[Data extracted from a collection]
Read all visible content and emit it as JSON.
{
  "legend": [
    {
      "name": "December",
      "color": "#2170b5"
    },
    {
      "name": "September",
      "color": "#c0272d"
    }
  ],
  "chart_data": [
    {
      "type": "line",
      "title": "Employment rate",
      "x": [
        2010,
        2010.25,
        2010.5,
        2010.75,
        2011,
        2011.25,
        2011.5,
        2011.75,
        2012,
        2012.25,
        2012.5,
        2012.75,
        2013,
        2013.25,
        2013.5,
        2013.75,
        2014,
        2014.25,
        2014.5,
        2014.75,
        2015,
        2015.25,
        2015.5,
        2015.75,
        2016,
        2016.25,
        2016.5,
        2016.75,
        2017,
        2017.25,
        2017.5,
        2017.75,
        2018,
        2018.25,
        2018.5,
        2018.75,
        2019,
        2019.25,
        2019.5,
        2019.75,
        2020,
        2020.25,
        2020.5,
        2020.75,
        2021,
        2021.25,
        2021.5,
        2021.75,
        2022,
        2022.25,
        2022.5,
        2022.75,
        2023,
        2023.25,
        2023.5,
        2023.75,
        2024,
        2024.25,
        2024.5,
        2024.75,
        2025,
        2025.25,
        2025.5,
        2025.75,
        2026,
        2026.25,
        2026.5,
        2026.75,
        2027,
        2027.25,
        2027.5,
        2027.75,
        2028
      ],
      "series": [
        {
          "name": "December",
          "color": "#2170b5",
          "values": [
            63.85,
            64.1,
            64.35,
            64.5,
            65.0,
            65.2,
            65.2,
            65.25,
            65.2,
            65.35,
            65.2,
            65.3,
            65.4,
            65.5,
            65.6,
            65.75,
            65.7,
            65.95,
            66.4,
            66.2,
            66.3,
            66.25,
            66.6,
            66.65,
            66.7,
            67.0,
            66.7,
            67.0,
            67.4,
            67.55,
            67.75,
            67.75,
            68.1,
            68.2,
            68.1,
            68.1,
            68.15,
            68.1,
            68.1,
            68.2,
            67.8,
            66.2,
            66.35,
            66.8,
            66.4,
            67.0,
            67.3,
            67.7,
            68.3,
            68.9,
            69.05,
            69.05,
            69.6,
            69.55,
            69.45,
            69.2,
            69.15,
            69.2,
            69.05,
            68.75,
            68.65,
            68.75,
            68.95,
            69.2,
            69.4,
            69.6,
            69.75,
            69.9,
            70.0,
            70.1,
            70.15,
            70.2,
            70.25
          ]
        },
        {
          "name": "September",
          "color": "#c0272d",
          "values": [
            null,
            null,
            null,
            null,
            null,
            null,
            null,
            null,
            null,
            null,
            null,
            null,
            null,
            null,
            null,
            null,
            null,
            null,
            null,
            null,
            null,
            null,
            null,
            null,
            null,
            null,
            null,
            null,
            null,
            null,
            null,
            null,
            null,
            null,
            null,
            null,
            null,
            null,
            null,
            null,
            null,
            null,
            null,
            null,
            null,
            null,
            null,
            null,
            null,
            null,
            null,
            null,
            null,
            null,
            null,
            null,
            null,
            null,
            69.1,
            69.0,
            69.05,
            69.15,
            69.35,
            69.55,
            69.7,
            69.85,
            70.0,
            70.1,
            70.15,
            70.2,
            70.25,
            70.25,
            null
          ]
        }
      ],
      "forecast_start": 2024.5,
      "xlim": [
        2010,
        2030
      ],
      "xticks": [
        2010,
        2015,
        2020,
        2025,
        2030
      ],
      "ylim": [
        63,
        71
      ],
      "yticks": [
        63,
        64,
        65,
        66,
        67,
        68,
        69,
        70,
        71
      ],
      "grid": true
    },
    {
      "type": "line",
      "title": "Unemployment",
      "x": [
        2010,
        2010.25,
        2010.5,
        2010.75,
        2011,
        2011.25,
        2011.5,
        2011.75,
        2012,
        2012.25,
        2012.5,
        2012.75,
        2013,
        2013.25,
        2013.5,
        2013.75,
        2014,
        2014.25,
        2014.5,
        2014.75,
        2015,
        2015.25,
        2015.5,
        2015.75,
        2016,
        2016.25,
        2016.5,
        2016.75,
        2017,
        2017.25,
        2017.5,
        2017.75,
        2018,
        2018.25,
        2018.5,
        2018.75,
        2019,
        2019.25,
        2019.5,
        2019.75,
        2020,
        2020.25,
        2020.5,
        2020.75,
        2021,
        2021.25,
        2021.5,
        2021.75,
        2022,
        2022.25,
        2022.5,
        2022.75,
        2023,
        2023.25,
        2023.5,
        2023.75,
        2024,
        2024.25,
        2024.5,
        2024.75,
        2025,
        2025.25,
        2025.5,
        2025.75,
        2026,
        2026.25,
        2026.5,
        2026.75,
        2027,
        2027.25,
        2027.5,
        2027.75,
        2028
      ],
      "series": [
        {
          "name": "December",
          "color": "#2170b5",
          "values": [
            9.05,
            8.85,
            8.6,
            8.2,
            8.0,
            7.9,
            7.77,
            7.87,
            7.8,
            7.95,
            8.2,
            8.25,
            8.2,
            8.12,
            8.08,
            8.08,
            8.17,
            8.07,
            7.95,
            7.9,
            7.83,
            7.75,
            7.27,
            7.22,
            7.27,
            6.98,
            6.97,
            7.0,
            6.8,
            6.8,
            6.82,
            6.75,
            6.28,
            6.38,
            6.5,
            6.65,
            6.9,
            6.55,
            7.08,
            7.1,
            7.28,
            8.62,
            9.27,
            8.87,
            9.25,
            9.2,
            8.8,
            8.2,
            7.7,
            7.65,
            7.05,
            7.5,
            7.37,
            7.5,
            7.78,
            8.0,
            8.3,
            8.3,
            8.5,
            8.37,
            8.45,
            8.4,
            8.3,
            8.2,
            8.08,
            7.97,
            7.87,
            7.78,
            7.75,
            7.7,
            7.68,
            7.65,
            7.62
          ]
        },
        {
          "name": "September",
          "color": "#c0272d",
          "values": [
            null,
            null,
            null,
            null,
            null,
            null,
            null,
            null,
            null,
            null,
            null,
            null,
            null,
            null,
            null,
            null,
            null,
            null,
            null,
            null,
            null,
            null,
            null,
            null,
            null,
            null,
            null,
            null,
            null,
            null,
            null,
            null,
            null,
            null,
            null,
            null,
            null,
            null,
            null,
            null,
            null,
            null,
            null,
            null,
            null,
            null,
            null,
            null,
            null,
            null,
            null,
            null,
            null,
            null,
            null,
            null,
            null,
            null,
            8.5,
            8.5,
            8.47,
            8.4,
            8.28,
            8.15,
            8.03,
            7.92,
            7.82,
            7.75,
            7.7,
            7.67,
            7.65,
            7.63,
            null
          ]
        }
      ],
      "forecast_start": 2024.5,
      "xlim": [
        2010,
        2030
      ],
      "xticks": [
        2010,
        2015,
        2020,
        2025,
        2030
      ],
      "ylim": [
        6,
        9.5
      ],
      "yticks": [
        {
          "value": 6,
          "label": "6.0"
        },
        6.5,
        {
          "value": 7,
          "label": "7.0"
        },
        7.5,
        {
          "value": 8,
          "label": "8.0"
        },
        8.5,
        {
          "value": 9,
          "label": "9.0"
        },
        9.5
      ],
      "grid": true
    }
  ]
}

- _Given exercise_:
Return every line exactly.

- _Exercise solution_:
Read all visible content and emit it as JSON.
{
  "legend": [
    {
      "name": "December",
      "color": "#2170b5"
    },
    {
      "name": "September",
      "color": "#c0272d"
    }
  ],
  "chart_data": [
    {
      "type": "line",
      "title": "Employment rate",
      "x": [
        2010,
        2010.25,
        2010.5,
        2010.75,
        2011,
        2011.25,
        2011.5,
        2011.75,
        2012,
        2012.25,
        2012.5,
        2012.75,
        2013,
        2013.25,
        2013.5,
        2013.75,
        2014,
        2014.25,
        2014.5,
        2014.75,
        2015,
        2015.25,
        2015.5,
        2015.75,
        2016,
        2016.25,
        2016.5,
        2016.75,
        2017,
        2017.25,
        2017.5,
        2017.75,
        2018,
        2018.25,
        2018.5,
        2018.75,
        2019,
        2019.25,
        2019.5,
        2019.75,
        2020,
        2020.25,
        2020.5,
        2020.75,
        2021,
        2021.25,
        2021.5,
        2021.75,
        2022,
        2022.25,
        2022.5,
        2022.75,
        2023,
        2023.25,
        2023.5,
        2023.75,
        2024,
        2024.25,
        2024.5,
        2024.75,
        2025,
        2025.25,
        2025.5,
        2025.75,
        2026,
        2026.25,
        2026.5,
        2026.75,
        2027,
        2027.25,
        2027.5,
        2027.75,
        2028
      ],
      "series": [
        {
          "name": "December",
          "color": "#2170b5",
          "values": [
            63.85,
            64.1,
            64.35,
            64.5,
            65.0,
            65.2,
            65.2,
            65.25,
            65.2,
            65.35,
            65.2,
            65.3,
            65.4,
            65.5,
            65.6,
            65.75,
            65.7,
            65.95,
            66.4,
            66.2,
            66.3,
            66.25,
            66.6,
            66.65,
            66.7,
            67.0,
            66.7,
            67.0,
            67.4,
            67.55,
            67.75,
            67.75,
            68.1,
            68.2,
            68.1,
            68.1,
            68.15,
            68.1,
            68.1,
            68.2,
            67.8,
            66.2,
            66.35,
            66.8,
            66.4,
            67.0,
            67.3,
            67.7,
            68.3,
            68.9,
            69.05,
            69.05,
            69.6,
            69.55,
            69.45,
            69.2,
            69.15,
            69.2,
            69.05,
            68.75,
            68.65,
            68.75,
            68.95,
            69.2,
            69.4,
            69.6,
            69.75,
            69.9,
            70.0,
            70.1,
            70.15,
            70.2,
            70.25
          ]
        },
        {
          "name": "September",
          "color": "#c0272d",
          "values": [
            null,
            null,
            null,
            null,
            null,
            null,
            null,
            null,
            null,
            null,
            null,
            null,
            null,
            null,
            null,
            null,
            null,
            null,
            null,
            null,
            null,
            null,
            null,
            null,
            null,
            null,
            null,
            null,
            null,
            null,
            null,
            null,
            null,
            null,
            null,
            null,
            null,
            null,
            null,
            null,
            null,
            null,
            null,
            null,
            null,
            null,
            null,
            null,
            null,
            null,
            null,
            null,
            null,
            null,
            null,
            null,
            null,
            null,
            69.1,
            69.0,
            69.05,
            69.15,
            69.35,
            69.55,
            69.7,
            69.85,
            70.0,
            70.1,
            70.15,
            70.2,
            70.25,
            70.25,
            null
          ]
        }
      ],
      "forecast_start": 2024.5,
      "xlim": [
        2010,
        2030
      ],
      "xticks": [
        2010,
        2015,
        2020,
        2025,
        2030
      ],
      "ylim": [
        63,
        71
      ],
      "yticks": [
        63,
        64,
        65,
        66,
        67,
        68,
        69,
        70,
        71
      ],
      "grid": true
    },
    {
      "type": "line",
      "title": "Unemployment",
      "x": [
        2010,
        2010.25,
        2010.5,
        2010.75,
        2011,
        2011.25,
        2011.5,
        2011.75,
        2012,
        2012.25,
        2012.5,
        2012.75,
        2013,
        2013.25,
        2013.5,
        2013.75,
        2014,
        2014.25,
        2014.5,
        2014.75,
        2015,
        2015.25,
        2015.5,
        2015.75,
        2016,
        2016.25,
        2016.5,
        2016.75,
        2017,
        2017.25,
        2017.5,
        2017.75,
        2018,
        2018.25,
        2018.5,
        2018.75,
        2019,
        2019.25,
        2019.5,
        2019.75,
        2020,
        2020.25,
        2020.5,
        2020.75,
        2021,
        2021.25,
        2021.5,
        2021.75,
        2022,
        2022.25,
        2022.5,
        2022.75,
        2023,
        2023.25,
        2023.5,
        2023.75,
        2024,
        2024.25,
        2024.5,
        2024.75,
        2025,
        2025.25,
        2025.5,
        2025.75,
        2026,
        2026.25,
        2026.5,
        2026.75,
        2027,
        2027.25,
        2027.5,
        2027.75,
        2028
      ],
      "series": [
        {
          "name": "December",
          "color": "#2170b5",
          "values": [
            9.05,
            8.85,
            8.6,
            8.2,
            8.0,
            7.9,
            7.77,
            7.87,
            7.8,
            7.95,
            8.2,
            8.25,
            8.2,
            8.12,
            8.08,
            8.08,
            8.17,
            8.07,
            7.95,
            7.9,
            7.83,
            7.75,
            7.27,
            7.22,
            7.27,
            6.98,
            6.97,
            7.0,
            6.8,
            6.8,
            6.82,
            6.75,
            6.28,
            6.38,
            6.5,
            6.65,
            6.9,
            6.55,
            7.08,
            7.1,
            7.28,
            8.62,
            9.27,
            8.87,
            9.25,
            9.2,
            8.8,
            8.2,
            7.7,
            7.65,
            7.05,
            7.5,
            7.37,
            7.5,
            7.78,
            8.0,
            8.3,
            8.3,
            8.5,
            8.37,
            8.45,
            8.4,
            8.3,
            8.2,
            8.08,
            7.97,
            7.87,
            7.78,
            7.75,
            7.7,
            7.68,
            7.65,
            7.62
          ]
        },
        {
          "name": "September",
          "color": "#c0272d",
          "values": [
            null,
            null,
            null,
            null,
            null,
            null,
            null,
            null,
            null,
            null,
            null,
            null,
            null,
            null,
            null,
            null,
            null,
            null,
            null,
            null,
            null,
            null,
            null,
            null,
            null,
            null,
            null,
            null,
            null,
            null,
            null,
            null,
            null,
            null,
            null,
            null,
            null,
            null,
            null,
            null,
            null,
            null,
            null,
            null,
            null,
            null,
            null,
            null,
            null,
            null,
            null,
            null,
            null,
            null,
            null,
            null,
            null,
            null,
            8.5,
            8.5,
            8.47,
            8.4,
            8.28,
            8.15,
            8.03,
            7.92,
            7.82,
            7.75,
            7.7,
            7.67,
            7.65,
            7.63,
            null
          ]
        }
      ],
      "forecast_start": 2024.5,
      "xlim": [
        2010,
        2030
      ],
      "xticks": [
        2010,
        2015,
        2020,
        2025,
        2030
      ],
      "ylim": [
        6,
        9.5
      ],
      "yticks": [
        {
          "value": 6,
          "label": "6.0"
        },
        6.5,
        {
          "value": 7,
          "label": "7.0"
        },
        7.5,
        {
          "value": 8,
          "label": "8.0"
        },
        8.5,
        {
          "value": 9,
          "label": "9.0"
        },
        9.5
      ],
      "grid": true
    }
  ]
}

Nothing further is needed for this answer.